### Provided data

::::

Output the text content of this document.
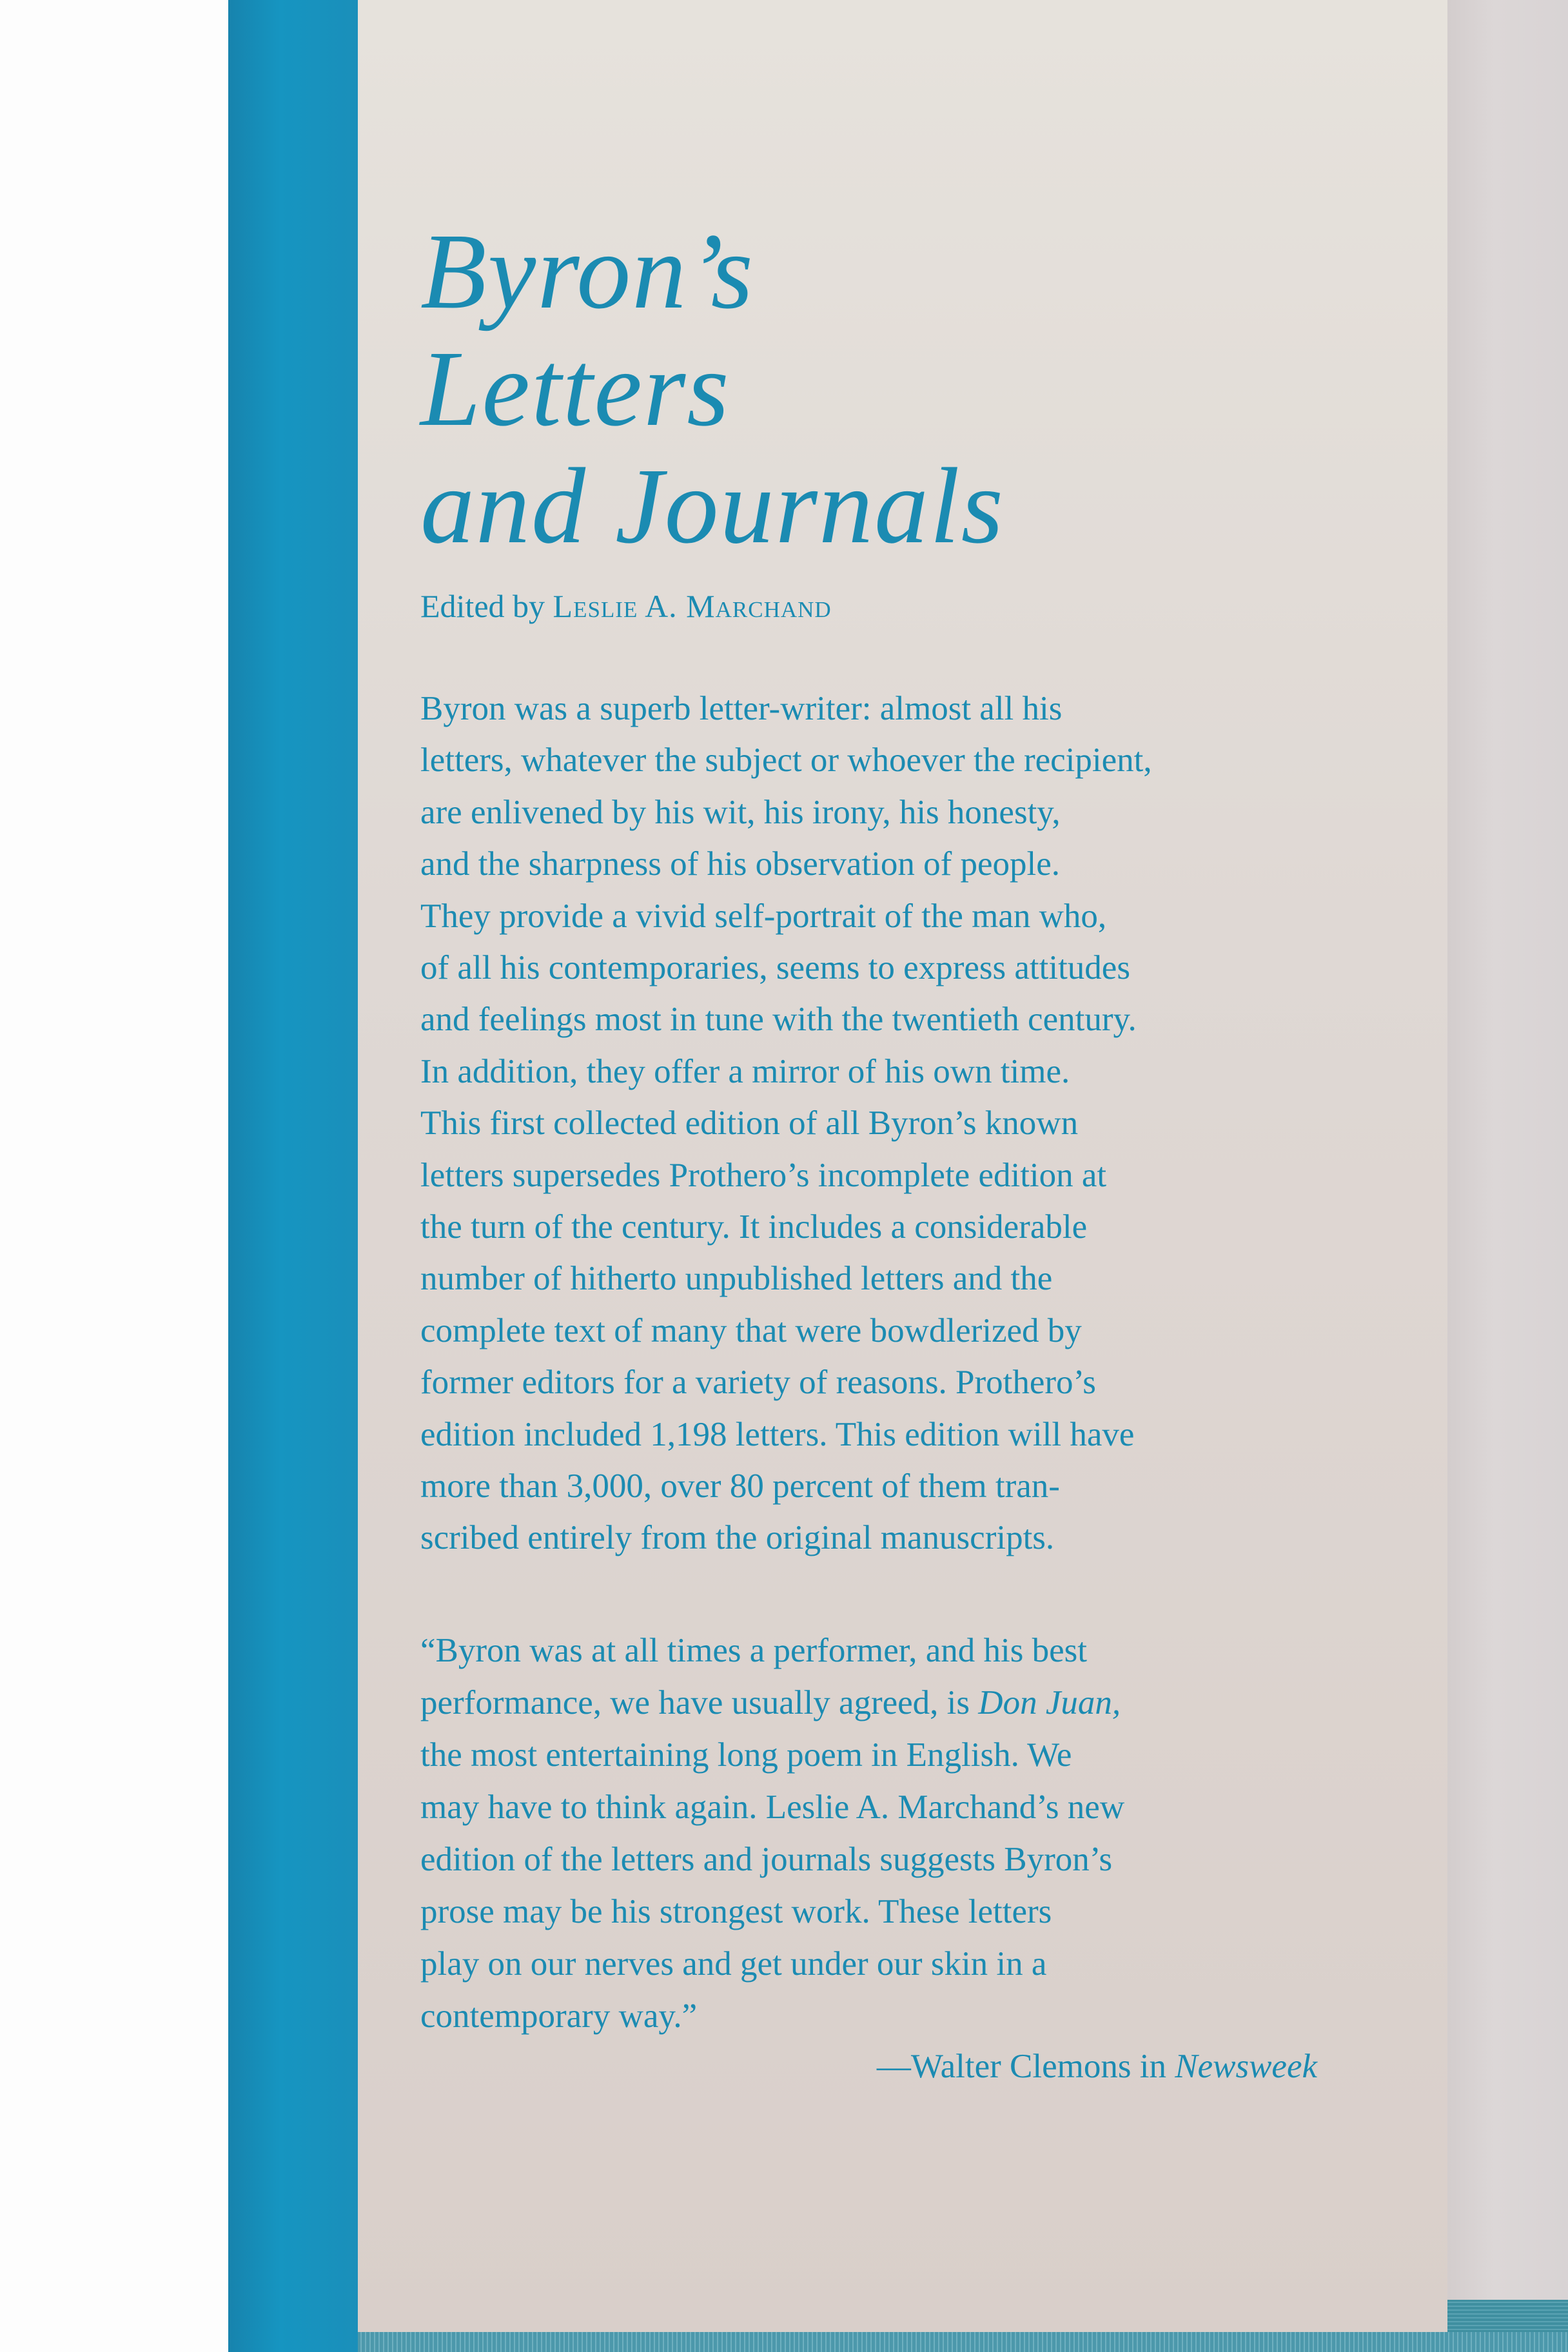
Byron’s
Letters
and Journals
Edited by Leslie A. Marchand
Byron was a superb letter-writer: almost all his
letters, whatever the subject or whoever the recipient,
are enlivened by his wit, his irony, his honesty,
and the sharpness of his observation of people.
They provide a vivid self-portrait of the man who,
of all his contemporaries, seems to express attitudes
and feelings most in tune with the twentieth century.
In addition, they offer a mirror of his own time.
This first collected edition of all Byron’s known
letters supersedes Prothero’s incomplete edition at
the turn of the century. It includes a considerable
number of hitherto unpublished letters and the
complete text of many that were bowdlerized by
former editors for a variety of reasons. Prothero’s
edition included 1,198 letters. This edition will have
more than 3,000, over 80 percent of them tran-
scribed entirely from the original manuscripts.
“Byron was at all times a performer, and his best
performance, we have usually agreed, is Don Juan,
the most entertaining long poem in English. We
may have to think again. Leslie A. Marchand’s new
edition of the letters and journals suggests Byron’s
prose may be his strongest work. These letters
play on our nerves and get under our skin in a
contemporary way.”
—Walter Clemons in Newsweek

::::

In the listing above, find each line with the word "text" and copy it.

### The reply
Output the text content of this document.
complete text of many that were bowdlerized by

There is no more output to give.